Records about charts and figures
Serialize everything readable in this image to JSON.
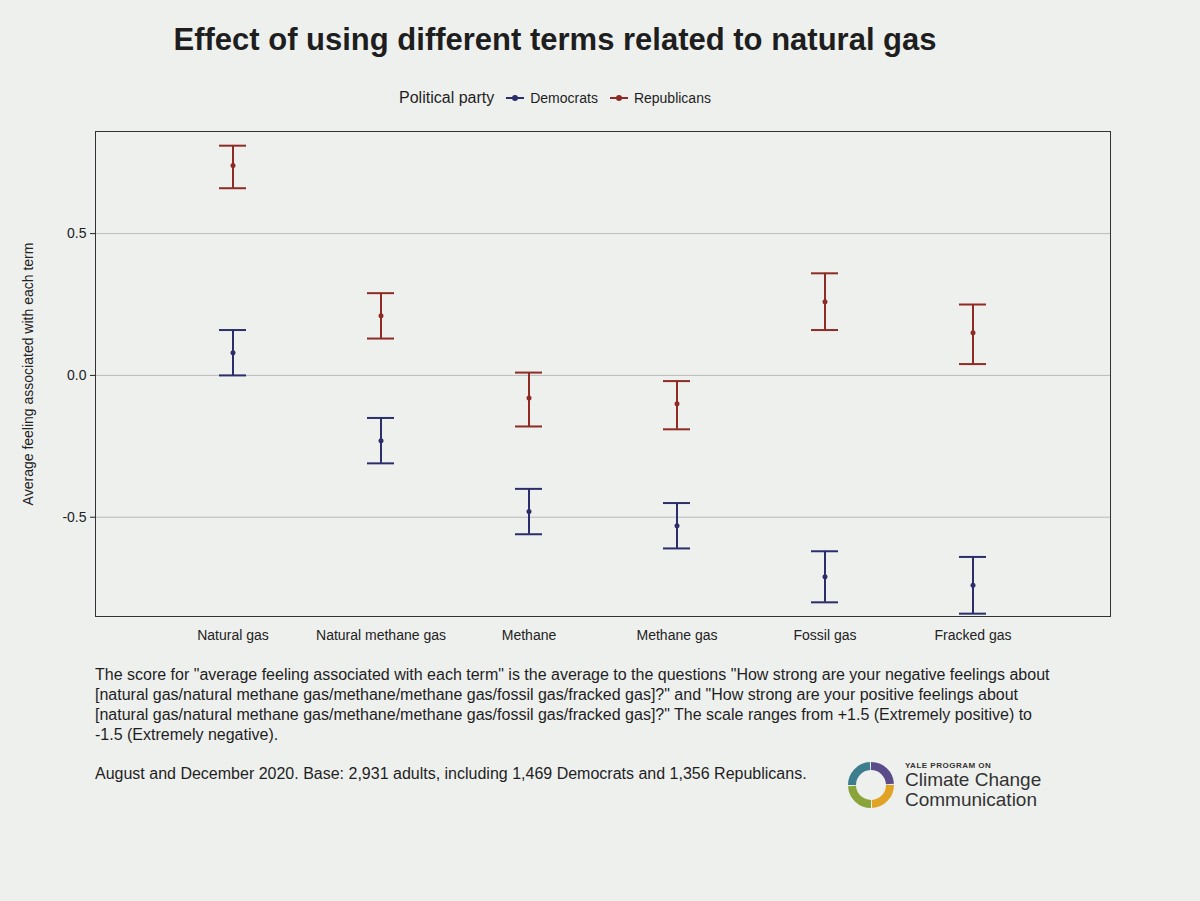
{
  "chart_data": {
    "type": "errorbar",
    "title": "Effect of using different terms related to natural gas",
    "legend_title": "Political party",
    "legend": "top",
    "y_label": "Average feeling associated with each term",
    "categories": [
      "Natural gas",
      "Natural methane gas",
      "Methane",
      "Methane gas",
      "Fossil gas",
      "Fracked gas"
    ],
    "series": [
      {
        "name": "Democrats",
        "color": "#2c2e6b",
        "marker": "circle",
        "values": [
          0.08,
          -0.23,
          -0.48,
          -0.53,
          -0.71,
          -0.74
        ],
        "lower": [
          0.0,
          -0.31,
          -0.56,
          -0.61,
          -0.8,
          -0.84
        ],
        "upper": [
          0.16,
          -0.15,
          -0.4,
          -0.45,
          -0.62,
          -0.64
        ]
      },
      {
        "name": "Republicans",
        "color": "#8e2b25",
        "marker": "circle",
        "values": [
          0.74,
          0.21,
          -0.08,
          -0.1,
          0.26,
          0.15
        ],
        "lower": [
          0.66,
          0.13,
          -0.18,
          -0.19,
          0.16,
          0.04
        ],
        "upper": [
          0.81,
          0.29,
          0.01,
          -0.02,
          0.36,
          0.25
        ]
      }
    ],
    "ylim": [
      -0.85,
      0.86
    ],
    "yticks": [
      -0.5,
      {
        "value": 0,
        "label": "0.0"
      },
      0.5
    ],
    "grid": true,
    "caption": "The score for \"average feeling associated with each term\" is the average to the questions \"How strong are your negative feelings about [natural gas/natural methane gas/methane/methane gas/fossil gas/fracked gas]?\" and \"How strong are your positive feelings about [natural gas/natural methane gas/methane/methane gas/fossil gas/fracked gas]?\" The scale ranges from +1.5 (Extremely positive) to -1.5 (Extremely negative).",
    "source": "August and December 2020. Base: 2,931 adults, including 1,469 Democrats and 1,356 Republicans.",
    "logo_text": [
      "YALE PROGRAM ON",
      "Climate Change",
      "Communication"
    ]
  }
}
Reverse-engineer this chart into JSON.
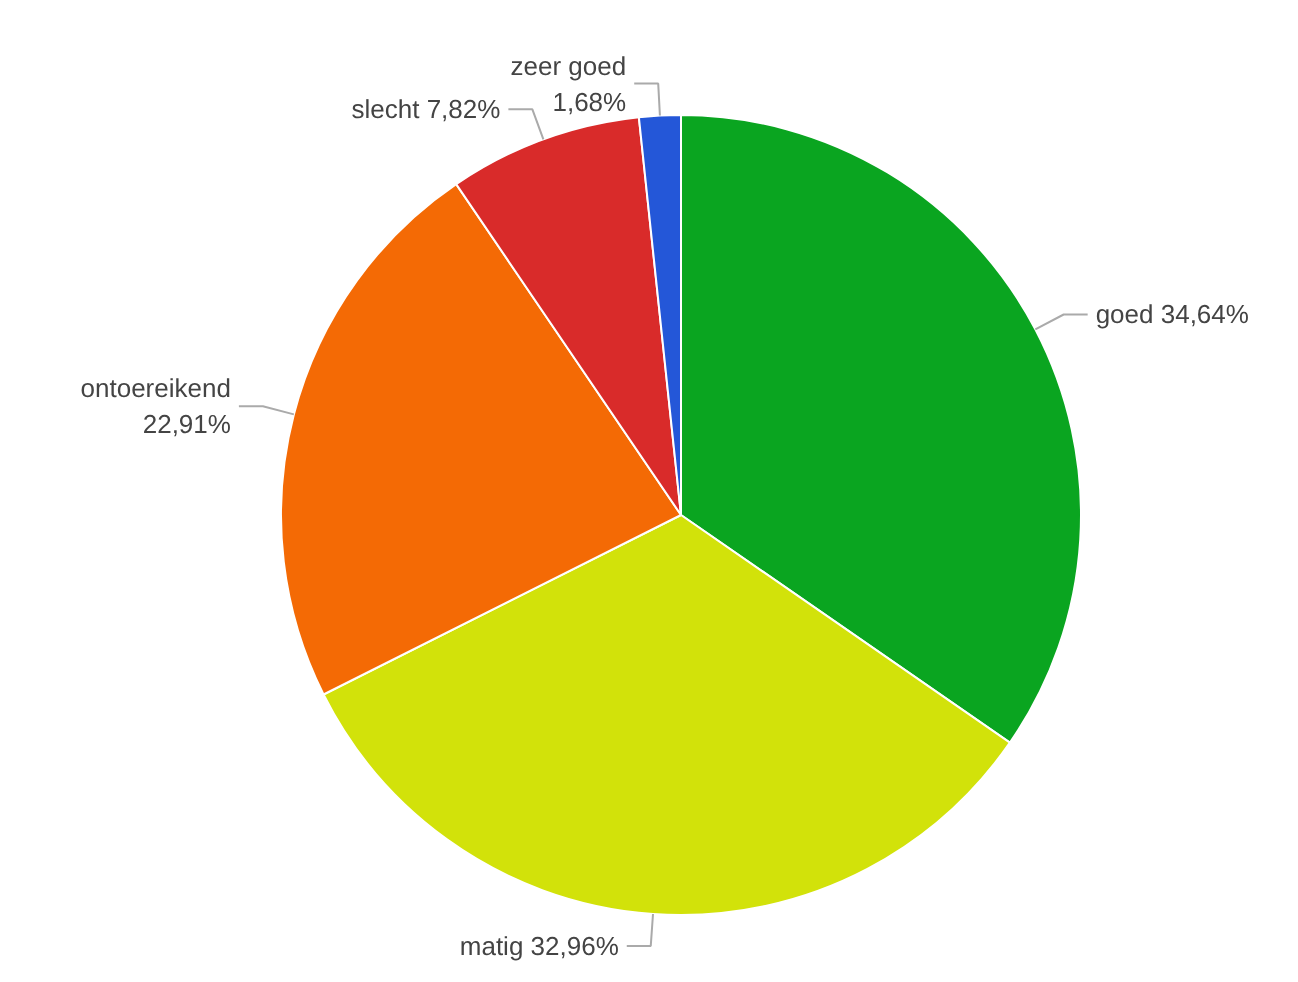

### Description of the task:
From the listing above, copy all lines holding the word "Democrats".

### Response to this task:
        "name": "Democrats",
    "source": "August and December 2020. Base: 2,931 adults, including 1,469 Democrats and 1,356 Republicans.",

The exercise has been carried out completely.